* _TASK INSTRUCTIONS_: Which lines in the entries below contain the word "Plan" with the same capitalization? Show each of those lines in full.

* _EXERCISE MATERIALS_:
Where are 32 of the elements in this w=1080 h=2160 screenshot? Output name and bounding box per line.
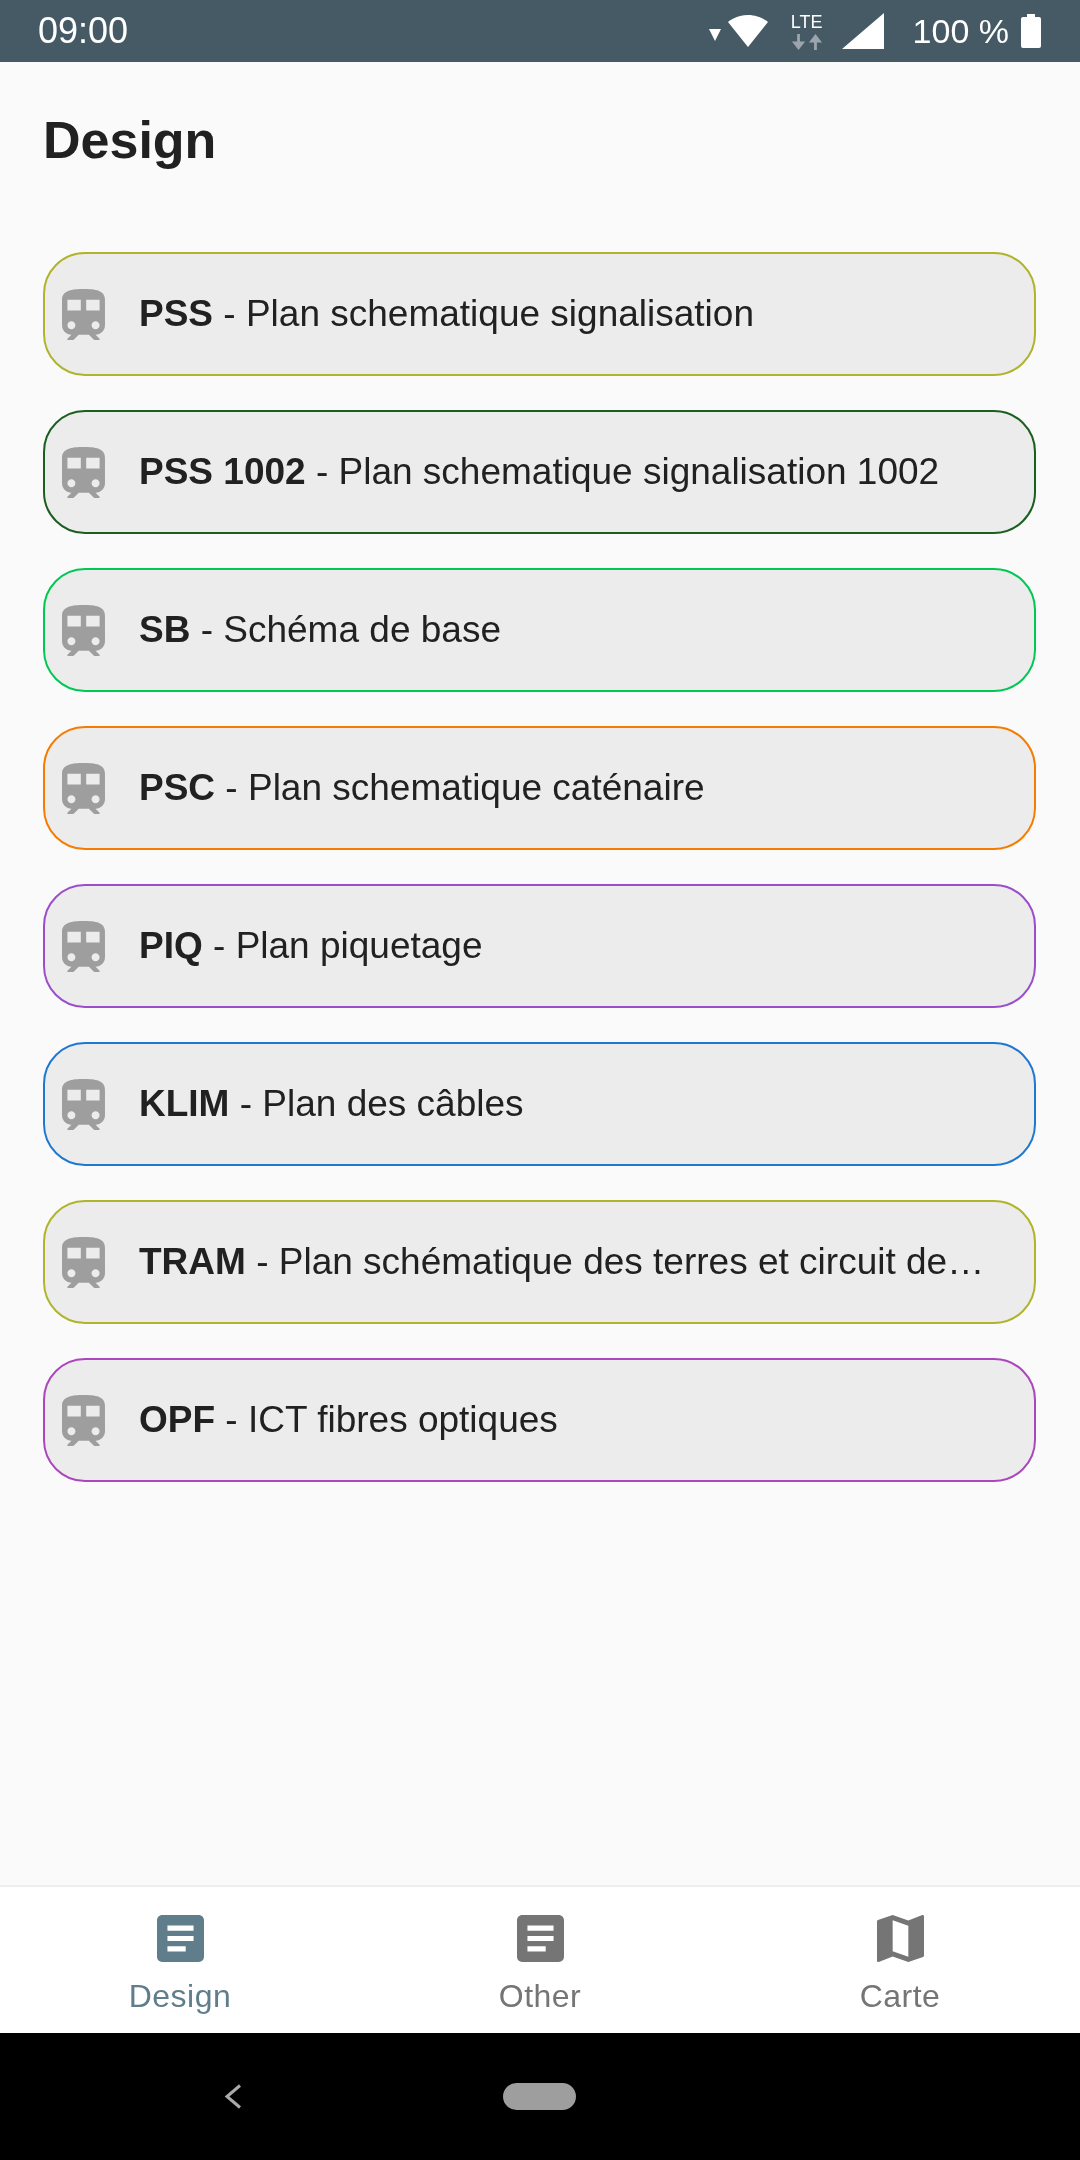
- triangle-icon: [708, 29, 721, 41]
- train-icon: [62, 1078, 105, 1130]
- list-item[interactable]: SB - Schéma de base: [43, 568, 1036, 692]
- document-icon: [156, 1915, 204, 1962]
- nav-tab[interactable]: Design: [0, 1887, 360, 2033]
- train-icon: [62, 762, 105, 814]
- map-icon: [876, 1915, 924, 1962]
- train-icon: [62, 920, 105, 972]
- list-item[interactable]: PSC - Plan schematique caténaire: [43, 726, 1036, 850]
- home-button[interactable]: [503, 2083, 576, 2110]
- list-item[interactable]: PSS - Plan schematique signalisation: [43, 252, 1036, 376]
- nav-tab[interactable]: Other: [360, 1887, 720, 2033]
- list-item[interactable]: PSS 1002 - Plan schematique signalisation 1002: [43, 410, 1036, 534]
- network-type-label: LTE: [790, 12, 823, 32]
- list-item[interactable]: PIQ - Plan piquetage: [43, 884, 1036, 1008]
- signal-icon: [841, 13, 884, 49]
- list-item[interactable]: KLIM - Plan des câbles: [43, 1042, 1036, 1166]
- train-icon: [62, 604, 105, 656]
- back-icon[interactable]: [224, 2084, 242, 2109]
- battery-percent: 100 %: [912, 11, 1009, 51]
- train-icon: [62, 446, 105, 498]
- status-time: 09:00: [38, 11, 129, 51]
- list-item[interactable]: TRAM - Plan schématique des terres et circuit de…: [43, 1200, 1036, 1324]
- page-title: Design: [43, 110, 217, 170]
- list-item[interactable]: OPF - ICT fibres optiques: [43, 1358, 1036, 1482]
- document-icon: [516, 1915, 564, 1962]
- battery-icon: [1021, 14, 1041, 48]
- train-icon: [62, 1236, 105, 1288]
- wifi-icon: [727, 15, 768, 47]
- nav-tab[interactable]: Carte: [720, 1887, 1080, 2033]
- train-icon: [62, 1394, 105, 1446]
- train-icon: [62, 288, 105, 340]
---
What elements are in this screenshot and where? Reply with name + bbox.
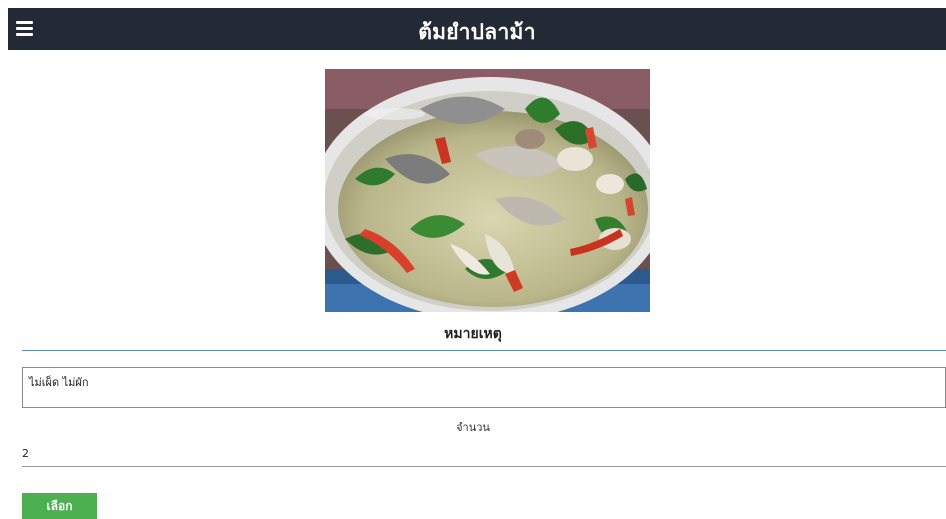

* _SOLUTION BELOW_:
- list-item[interactable]: PSC - Plan schematique caténaire: [43, 726, 1036, 850]
- list-item[interactable]: PSS - Plan schematique signalisation: [43, 252, 1036, 376]
- list-item[interactable]: PSS 1002 - Plan schematique signalisation 1002: [43, 410, 1036, 534]
- list-item[interactable]: PIQ - Plan piquetage: [43, 884, 1036, 1008]
- list-item[interactable]: KLIM - Plan des câbles: [43, 1042, 1036, 1166]
- list-item[interactable]: TRAM - Plan schématique des terres et circuit de…: [43, 1200, 1036, 1324]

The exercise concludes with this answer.